* Aim
Lift out all lines below that contain "madre".

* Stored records
════

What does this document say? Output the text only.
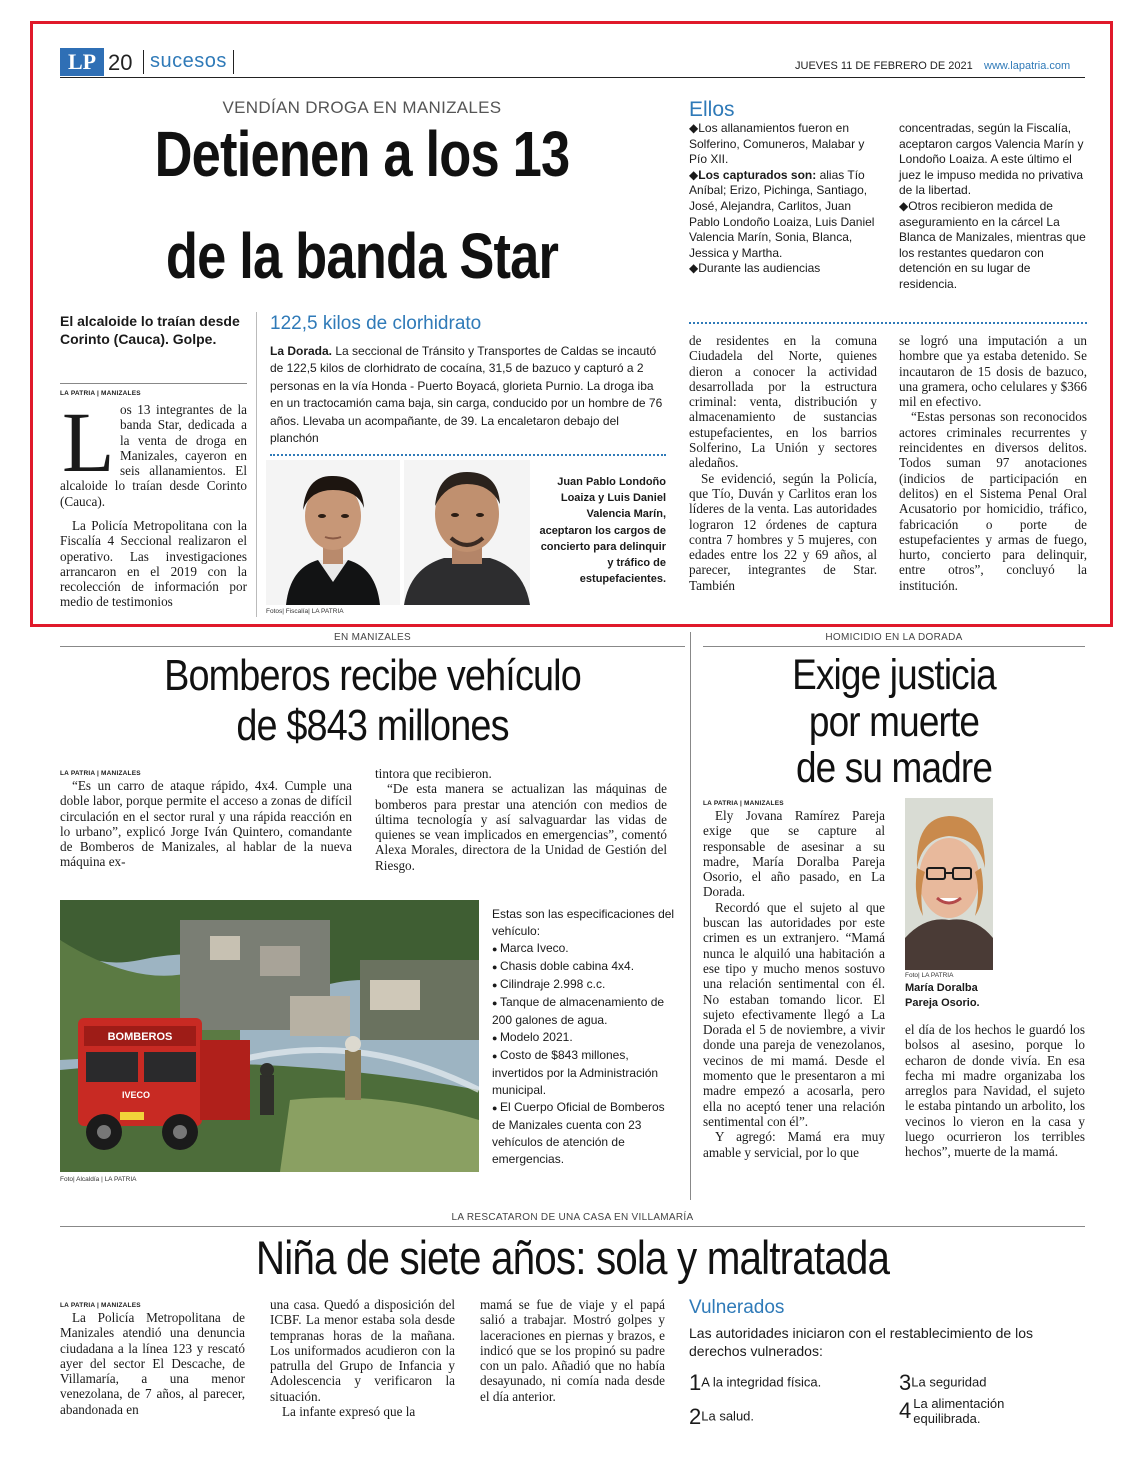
LP 20 sucesos	JUEVES 11 DE FEBRERO DE 2021 www.lapatria.com
VENDÍAN DROGA EN MANIZALES
Detienen a los 13
de la banda Star
El alcaloide lo traían desde Corinto (Cauca). Golpe.
LA PATRIA | MANIZALES
L os 13 integrantes de la banda Star, dedicada a la venta de droga en Manizales, cayeron en seis allanamientos. El alcaloide lo traían desde Corinto (Cauca).
La Policía Metropolitana con la Fiscalía 4 Seccional realizaron el operativo. Las investigaciones arrancaron en el 2019 con la recolección de información por medio de testimonios
122,5 kilos de clorhidrato
La Dorada. La seccional de Tránsito y Transportes de Caldas se incautó de 122,5 kilos de clorhidrato de cocaína, 31,5 de bazuco y capturó a 2 personas en la vía Honda - Puerto Boyacá, glorieta Purnio. La droga iba en un tractocamión cama baja, sin carga, conducido por un hombre de 76 años. Llevaba un acompañante, de 39. La encaletaron debajo del planchón
Juan Pablo Londoño Loaiza y Luis Daniel Valencia Marín, aceptaron los cargos de concierto para delinquir y tráfico de estupefacientes.
Fotos| Fiscalía| LA PATRIA
Ellos
◆Los allanamientos fueron en Solferino, Comuneros, Malabar y Pío XII.
◆Los capturados son: alias Tío Aníbal; Erizo, Pichinga, Santiago, José, Alejandra, Carlitos, Juan Pablo Londoño Loaiza, Luis Daniel Valencia Marín, Sonia, Blanca, Jessica y Martha.
◆Durante las audiencias
concentradas, según la Fiscalía, aceptaron cargos Valencia Marín y Londoño Loaiza. A este último el juez le impuso medida no privativa de la libertad.
◆Otros recibieron medida de aseguramiento en la cárcel La Blanca de Manizales, mientras que los restantes quedaron con detención en su lugar de residencia.
de residentes en la comuna Ciudadela del Norte, quienes dieron a conocer la actividad desarrollada por la estructura criminal: venta, distribución y almacenamiento de sustancias estupefacientes, en los barrios Solferino, La Unión y sectores aledaños.
Se evidenció, según la Policía, que Tío, Duván y Carlitos eran los líderes de la venta. Las autoridades lograron 12 órdenes de captura contra 7 hombres y 5 mujeres, con edades entre los 22 y 69 años, al parecer, integrantes de Star. También
se logró una imputación a un hombre que ya estaba detenido. Se incautaron de 15 dosis de bazuco, una gramera, ocho celulares y $366 mil en efectivo.
“Estas personas son reconocidos actores criminales recurrentes y reincidentes en diversos delitos. Todos suman 97 anotaciones (indicios de participación en delitos) en el Sistema Penal Oral Acusatorio por homicidio, tráfico, fabricación o porte de estupefacientes y armas de fuego, hurto, concierto para delinquir, entre otros”, concluyó la institución.
EN MANIZALES
Bomberos recibe vehículo
de $843 millones
LA PATRIA | MANIZALES
“Es un carro de ataque rápido, 4x4. Cumple una doble labor, porque permite el acceso a zonas de difícil circulación en el sector rural y una rápida reacción en lo urbano”, explicó Jorge Iván Quintero, comandante de Bomberos de Manizales, al hablar de la nueva máquina ex-
tintora que recibieron.
“De esta manera se actualizan las máquinas de bomberos para prestar una atención con medios de última tecnología y así salvaguardar las vidas de quienes se vean implicados en emergencias”, comentó Alexa Morales, directora de la Unidad de Gestión del Riesgo.
BOMBEROS
IVECO
Foto| Alcaldía | LA PATRIA
Estas son las especificaciones del vehículo:
● Marca Iveco.
● Chasis doble cabina 4x4.
● Cilindraje 2.998 c.c.
● Tanque de almacenamiento de 200 galones de agua.
● Modelo 2021.
● Costo de $843 millones, invertidos por la Administración municipal.
● El Cuerpo Oficial de Bomberos de Manizales cuenta con 23 vehículos de atención de emergencias.
HOMICIDIO EN LA DORADA
Exige justicia
por muerte
de su madre
LA PATRIA | MANIZALES
Ely Jovana Ramírez Pareja exige que se capture al responsable de asesinar a su madre, María Doralba Pareja Osorio, el año pasado, en La Dorada.
Recordó que el sujeto al que buscan las autoridades por este crimen es un extranjero. “Mamá nunca le alquiló una habitación a ese tipo y mucho menos sostuvo una relación sentimental con él. No estaban tomando licor. El sujeto efectivamente llegó a La Dorada el 5 de noviembre, a vivir donde una pareja de venezolanos, vecinos de mi mamá. Desde el momento que le presentaron a mi madre empezó a acosarla, pero ella no aceptó tener una relación sentimental con él”.
Y agregó: Mamá era muy amable y servicial, por lo que
Foto| LA PATRIA
María Doralba Pareja Osorio.
el día de los hechos le guardó los bolsos al asesino, porque lo echaron de donde vivía. En esa fecha mi madre organizaba los arreglos para Navidad, el sujeto le estaba pintando un arbolito, los vecinos lo vieron en la casa y luego ocurrieron los terribles hechos”, muerte de la mamá.
LA RESCATARON DE UNA CASA EN VILLAMARÍA
Niña de siete años: sola y maltratada
LA PATRIA | MANIZALES
La Policía Metropolitana de Manizales atendió una denuncia ciudadana a la línea 123 y rescató ayer del sector El Descache, de Villamaría, a una menor venezolana, de 7 años, al parecer, abandonada en
una casa. Quedó a disposición del ICBF. La menor estaba sola desde tempranas horas de la mañana. Los uniformados acudieron con la patrulla del Grupo de Infancia y Adolescencia y verificaron la situación.
La infante expresó que la
mamá se fue de viaje y el papá salió a trabajar. Mostró golpes y laceraciones en piernas y brazos, e indicó que se los propinó su padre con un palo. Añadió que no había desayunado, ni comía nada desde el día anterior.
Vulnerados
Las autoridades iniciaron con el restablecimiento de los derechos vulnerados:
1A la integridad física.
2La salud.
3La seguridad
4 La alimentación equilibrada.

════

* Expected answer
de su madre
Ely Jovana Ramírez Pareja exige que se capture al responsable de asesinar a su madre, María Doralba Pareja Osorio, el año pasado, en La Dorada.
Recordó que el sujeto al que buscan las autoridades por este crimen es un extranjero. “Mamá nunca le alquiló una habitación a ese tipo y mucho menos sostuvo una relación sentimental con él. No estaban tomando licor. El sujeto efectivamente llegó a La Dorada el 5 de noviembre, a vivir donde una pareja de venezolanos, vecinos de mi mamá. Desde el momento que le presentaron a mi madre empezó a acosarla, pero ella no aceptó tener una relación sentimental con él”.
el día de los hechos le guardó los bolsos al asesino, porque lo echaron de donde vivía. En esa fecha mi madre organizaba los arreglos para Navidad, el sujeto le estaba pintando un arbolito, los vecinos lo vieron en la casa y luego ocurrieron los terribles hechos”, muerte de la mamá.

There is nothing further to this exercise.